[DATA SUPPLIED]:
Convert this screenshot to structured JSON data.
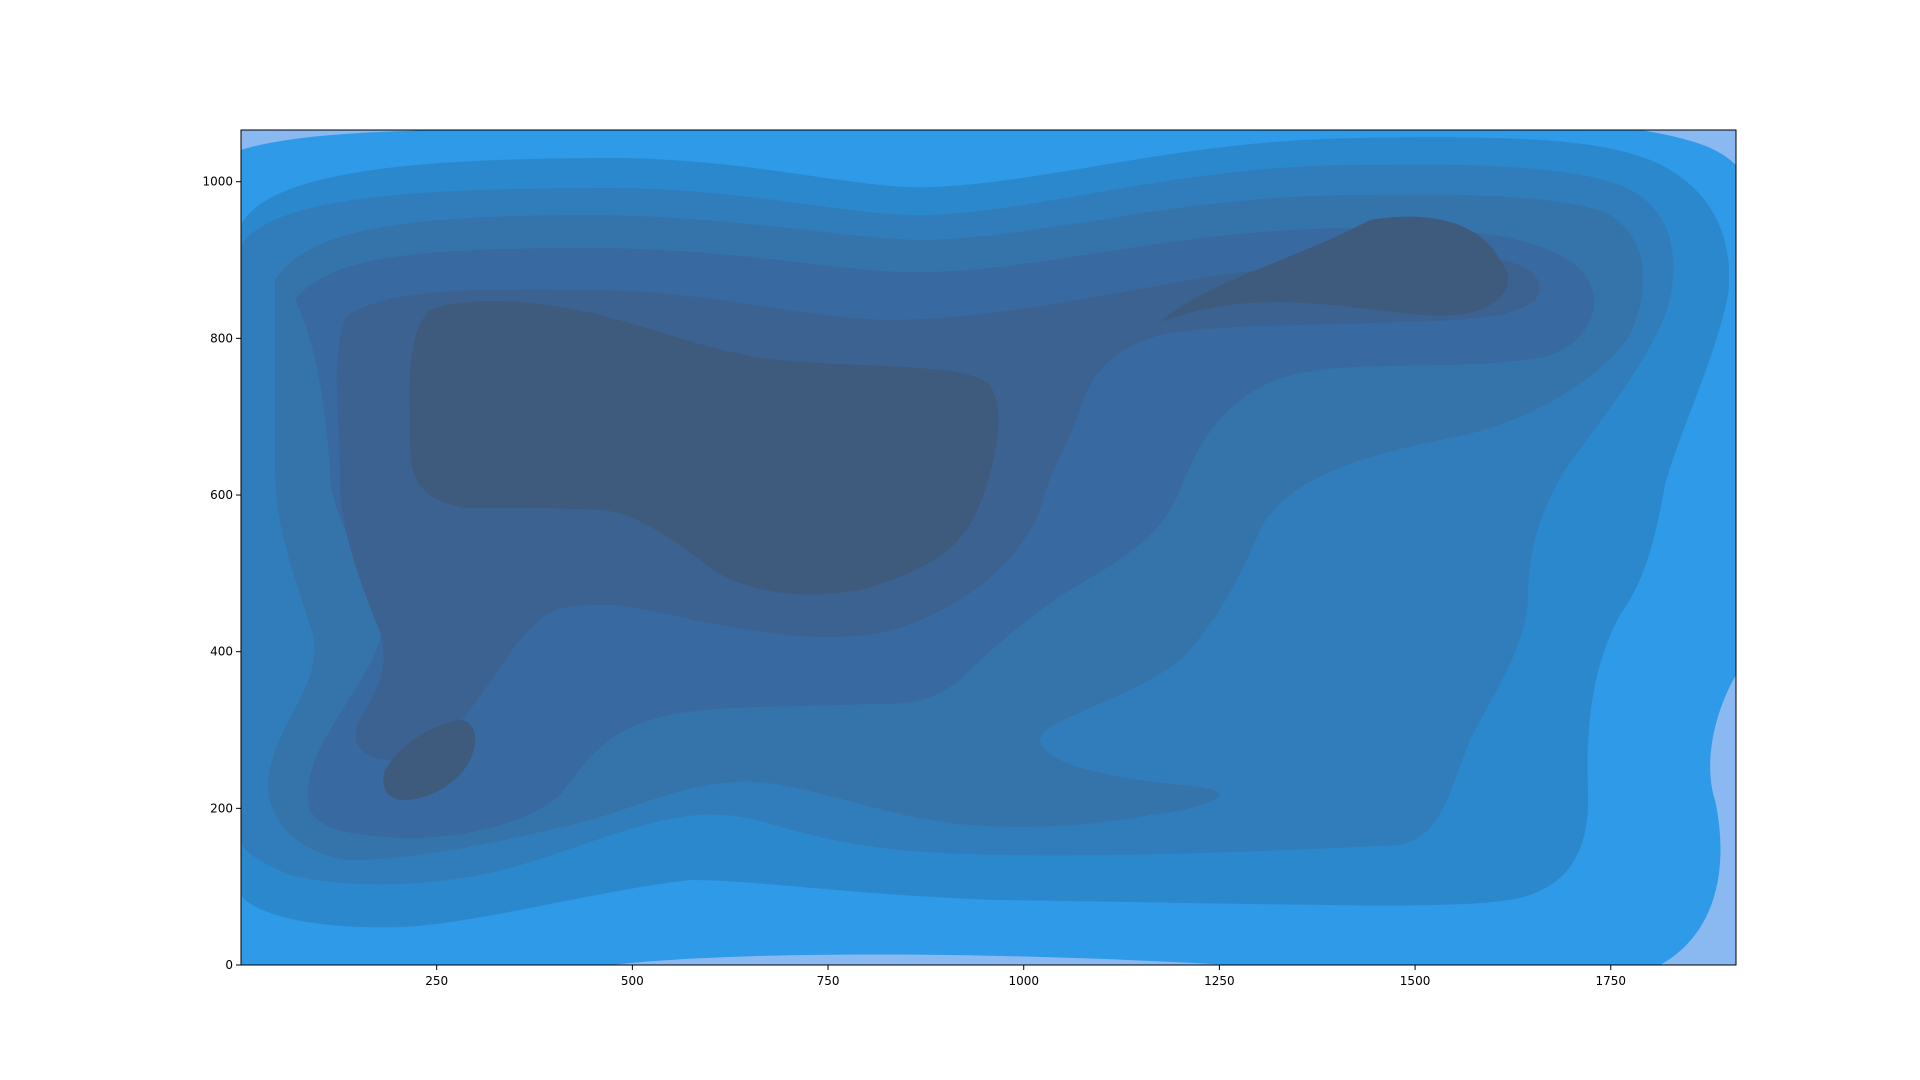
{
  "chart_data": {
    "type": "contour",
    "title": "",
    "xlabel": "",
    "ylabel": "",
    "xlim": [
      0,
      1910
    ],
    "ylim": [
      0,
      1066
    ],
    "x_ticks": [
      250,
      500,
      750,
      1000,
      1250,
      1500,
      1750
    ],
    "y_ticks": [
      0,
      200,
      400,
      600,
      800,
      1000
    ],
    "x_tick_labels": [
      "250",
      "500",
      "750",
      "1000",
      "1250",
      "1500",
      "1750"
    ],
    "y_tick_labels": [
      "0",
      "200",
      "400",
      "600",
      "800",
      "1000"
    ],
    "grid": false,
    "legend": "none",
    "levels": [
      {
        "level": 0,
        "color": "#8AB8F0"
      },
      {
        "level": 1,
        "color": "#2E9AE8"
      },
      {
        "level": 2,
        "color": "#2C88CC"
      },
      {
        "level": 3,
        "color": "#317DBB"
      },
      {
        "level": 4,
        "color": "#3574AA"
      },
      {
        "level": 5,
        "color": "#3869A0"
      },
      {
        "level": 6,
        "color": "#3B6290"
      },
      {
        "level": 7,
        "color": "#3E5B7E"
      }
    ],
    "peaks": [
      {
        "x": 660,
        "y": 700,
        "level": 7
      },
      {
        "x": 1500,
        "y": 890,
        "level": 7
      },
      {
        "x": 255,
        "y": 250,
        "level": 7
      }
    ]
  }
}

[AIM OF THE TASK]: Copy every line above word for word and exclude the pictures.

[COMPLETE ANSWER]:
Convert this screenshot to structured JSON data.
{
  "chart_data": {
    "type": "contour",
    "title": "",
    "xlabel": "",
    "ylabel": "",
    "xlim": [
      0,
      1910
    ],
    "ylim": [
      0,
      1066
    ],
    "x_ticks": [
      250,
      500,
      750,
      1000,
      1250,
      1500,
      1750
    ],
    "y_ticks": [
      0,
      200,
      400,
      600,
      800,
      1000
    ],
    "x_tick_labels": [
      "250",
      "500",
      "750",
      "1000",
      "1250",
      "1500",
      "1750"
    ],
    "y_tick_labels": [
      "0",
      "200",
      "400",
      "600",
      "800",
      "1000"
    ],
    "grid": false,
    "legend": "none",
    "levels": [
      {
        "level": 0,
        "color": "#8AB8F0"
      },
      {
        "level": 1,
        "color": "#2E9AE8"
      },
      {
        "level": 2,
        "color": "#2C88CC"
      },
      {
        "level": 3,
        "color": "#317DBB"
      },
      {
        "level": 4,
        "color": "#3574AA"
      },
      {
        "level": 5,
        "color": "#3869A0"
      },
      {
        "level": 6,
        "color": "#3B6290"
      },
      {
        "level": 7,
        "color": "#3E5B7E"
      }
    ],
    "peaks": [
      {
        "x": 660,
        "y": 700,
        "level": 7
      },
      {
        "x": 1500,
        "y": 890,
        "level": 7
      },
      {
        "x": 255,
        "y": 250,
        "level": 7
      }
    ]
  }
}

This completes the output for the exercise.